__Dataset items__:
▬▬▬▬▬▬

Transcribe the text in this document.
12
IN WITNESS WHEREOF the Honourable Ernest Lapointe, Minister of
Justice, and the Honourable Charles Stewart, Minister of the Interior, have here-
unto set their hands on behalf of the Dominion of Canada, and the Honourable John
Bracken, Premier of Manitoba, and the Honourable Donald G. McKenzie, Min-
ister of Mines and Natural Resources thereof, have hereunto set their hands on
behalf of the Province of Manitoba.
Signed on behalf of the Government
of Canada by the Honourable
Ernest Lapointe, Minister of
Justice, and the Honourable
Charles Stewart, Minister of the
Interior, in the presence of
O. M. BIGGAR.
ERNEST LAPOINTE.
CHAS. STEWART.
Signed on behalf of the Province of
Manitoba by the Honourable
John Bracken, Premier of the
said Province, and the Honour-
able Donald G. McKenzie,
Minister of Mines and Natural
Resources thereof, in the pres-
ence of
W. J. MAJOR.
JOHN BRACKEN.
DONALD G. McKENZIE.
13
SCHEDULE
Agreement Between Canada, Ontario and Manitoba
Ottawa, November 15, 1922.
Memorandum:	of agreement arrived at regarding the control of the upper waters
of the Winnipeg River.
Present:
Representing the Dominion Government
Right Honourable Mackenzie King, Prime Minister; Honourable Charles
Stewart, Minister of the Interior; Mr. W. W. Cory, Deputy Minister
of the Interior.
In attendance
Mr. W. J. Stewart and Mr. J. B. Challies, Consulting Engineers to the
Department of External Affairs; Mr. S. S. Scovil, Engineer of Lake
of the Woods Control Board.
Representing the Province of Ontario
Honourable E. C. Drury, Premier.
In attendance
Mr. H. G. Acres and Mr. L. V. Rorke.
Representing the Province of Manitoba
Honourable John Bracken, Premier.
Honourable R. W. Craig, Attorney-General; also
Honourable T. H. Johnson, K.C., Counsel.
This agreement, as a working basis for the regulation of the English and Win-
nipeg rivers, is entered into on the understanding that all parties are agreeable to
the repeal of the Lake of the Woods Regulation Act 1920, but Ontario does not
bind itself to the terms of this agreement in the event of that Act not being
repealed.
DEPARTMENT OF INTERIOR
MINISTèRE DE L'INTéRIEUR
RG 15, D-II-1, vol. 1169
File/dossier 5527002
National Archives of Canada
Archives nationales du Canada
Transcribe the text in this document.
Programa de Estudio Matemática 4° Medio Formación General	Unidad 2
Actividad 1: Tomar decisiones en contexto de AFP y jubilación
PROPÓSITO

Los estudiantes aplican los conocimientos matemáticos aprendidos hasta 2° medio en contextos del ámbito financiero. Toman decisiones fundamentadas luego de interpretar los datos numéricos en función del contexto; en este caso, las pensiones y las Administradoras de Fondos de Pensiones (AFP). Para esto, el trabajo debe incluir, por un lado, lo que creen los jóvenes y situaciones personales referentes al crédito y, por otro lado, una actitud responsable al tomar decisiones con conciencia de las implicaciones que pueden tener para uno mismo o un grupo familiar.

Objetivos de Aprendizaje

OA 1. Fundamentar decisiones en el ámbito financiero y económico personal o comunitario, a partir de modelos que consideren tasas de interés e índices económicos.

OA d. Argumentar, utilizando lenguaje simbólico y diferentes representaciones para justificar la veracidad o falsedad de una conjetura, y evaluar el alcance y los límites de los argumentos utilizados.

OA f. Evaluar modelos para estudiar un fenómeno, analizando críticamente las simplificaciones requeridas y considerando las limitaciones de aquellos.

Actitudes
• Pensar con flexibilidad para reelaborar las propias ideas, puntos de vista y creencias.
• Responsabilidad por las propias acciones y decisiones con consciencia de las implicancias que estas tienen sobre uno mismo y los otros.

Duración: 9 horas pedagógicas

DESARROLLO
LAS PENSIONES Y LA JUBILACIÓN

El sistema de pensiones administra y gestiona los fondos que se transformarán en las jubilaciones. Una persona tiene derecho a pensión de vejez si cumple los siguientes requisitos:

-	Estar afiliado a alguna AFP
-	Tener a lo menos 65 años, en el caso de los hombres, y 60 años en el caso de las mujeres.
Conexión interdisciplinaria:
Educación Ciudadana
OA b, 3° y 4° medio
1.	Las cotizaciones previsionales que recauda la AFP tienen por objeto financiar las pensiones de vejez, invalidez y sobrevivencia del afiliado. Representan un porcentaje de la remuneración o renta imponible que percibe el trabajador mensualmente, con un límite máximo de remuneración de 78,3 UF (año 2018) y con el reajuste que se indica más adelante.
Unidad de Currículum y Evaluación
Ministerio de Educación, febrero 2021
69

▬▬▬▬▬▬

__Exercise directions__: The records above are to be repeated exactly, in their entirety.

__Task response__:
Transcribe the text in this document.
12
IN WITNESS WHEREOF the Honourable Ernest Lapointe, Minister of
Justice, and the Honourable Charles Stewart, Minister of the Interior, have here-
unto set their hands on behalf of the Dominion of Canada, and the Honourable John
Bracken, Premier of Manitoba, and the Honourable Donald G. McKenzie, Min-
ister of Mines and Natural Resources thereof, have hereunto set their hands on
behalf of the Province of Manitoba.
Signed on behalf of the Government
of Canada by the Honourable
Ernest Lapointe, Minister of
Justice, and the Honourable
Charles Stewart, Minister of the
Interior, in the presence of
O. M. BIGGAR.
ERNEST LAPOINTE.
CHAS. STEWART.
Signed on behalf of the Province of
Manitoba by the Honourable
John Bracken, Premier of the
said Province, and the Honour-
able Donald G. McKenzie,
Minister of Mines and Natural
Resources thereof, in the pres-
ence of
W. J. MAJOR.
JOHN BRACKEN.
DONALD G. McKENZIE.
13
SCHEDULE
Agreement Between Canada, Ontario and Manitoba
Ottawa, November 15, 1922.
Memorandum:	of agreement arrived at regarding the control of the upper waters
of the Winnipeg River.
Present:
Representing the Dominion Government
Right Honourable Mackenzie King, Prime Minister; Honourable Charles
Stewart, Minister of the Interior; Mr. W. W. Cory, Deputy Minister
of the Interior.
In attendance
Mr. W. J. Stewart and Mr. J. B. Challies, Consulting Engineers to the
Department of External Affairs; Mr. S. S. Scovil, Engineer of Lake
of the Woods Control Board.
Representing the Province of Ontario
Honourable E. C. Drury, Premier.
In attendance
Mr. H. G. Acres and Mr. L. V. Rorke.
Representing the Province of Manitoba
Honourable John Bracken, Premier.
Honourable R. W. Craig, Attorney-General; also
Honourable T. H. Johnson, K.C., Counsel.
This agreement, as a working basis for the regulation of the English and Win-
nipeg rivers, is entered into on the understanding that all parties are agreeable to
the repeal of the Lake of the Woods Regulation Act 1920, but Ontario does not
bind itself to the terms of this agreement in the event of that Act not being
repealed.
DEPARTMENT OF INTERIOR
MINISTèRE DE L'INTéRIEUR
RG 15, D-II-1, vol. 1169
File/dossier 5527002
National Archives of Canada
Archives nationales du Canada
Transcribe the text in this document.
Programa de Estudio Matemática 4° Medio Formación General	Unidad 2
Actividad 1: Tomar decisiones en contexto de AFP y jubilación
PROPÓSITO

Los estudiantes aplican los conocimientos matemáticos aprendidos hasta 2° medio en contextos del ámbito financiero. Toman decisiones fundamentadas luego de interpretar los datos numéricos en función del contexto; en este caso, las pensiones y las Administradoras de Fondos de Pensiones (AFP). Para esto, el trabajo debe incluir, por un lado, lo que creen los jóvenes y situaciones personales referentes al crédito y, por otro lado, una actitud responsable al tomar decisiones con conciencia de las implicaciones que pueden tener para uno mismo o un grupo familiar.

Objetivos de Aprendizaje

OA 1. Fundamentar decisiones en el ámbito financiero y económico personal o comunitario, a partir de modelos que consideren tasas de interés e índices económicos.

OA d. Argumentar, utilizando lenguaje simbólico y diferentes representaciones para justificar la veracidad o falsedad de una conjetura, y evaluar el alcance y los límites de los argumentos utilizados.

OA f. Evaluar modelos para estudiar un fenómeno, analizando críticamente las simplificaciones requeridas y considerando las limitaciones de aquellos.

Actitudes
• Pensar con flexibilidad para reelaborar las propias ideas, puntos de vista y creencias.
• Responsabilidad por las propias acciones y decisiones con consciencia de las implicancias que estas tienen sobre uno mismo y los otros.

Duración: 9 horas pedagógicas

DESARROLLO
LAS PENSIONES Y LA JUBILACIÓN

El sistema de pensiones administra y gestiona los fondos que se transformarán en las jubilaciones. Una persona tiene derecho a pensión de vejez si cumple los siguientes requisitos:

-	Estar afiliado a alguna AFP
-	Tener a lo menos 65 años, en el caso de los hombres, y 60 años en el caso de las mujeres.
Conexión interdisciplinaria:
Educación Ciudadana
OA b, 3° y 4° medio
1.	Las cotizaciones previsionales que recauda la AFP tienen por objeto financiar las pensiones de vejez, invalidez y sobrevivencia del afiliado. Representan un porcentaje de la remuneración o renta imponible que percibe el trabajador mensualmente, con un límite máximo de remuneración de 78,3 UF (año 2018) y con el reajuste que se indica más adelante.
Unidad de Currículum y Evaluación
Ministerio de Educación, febrero 2021
69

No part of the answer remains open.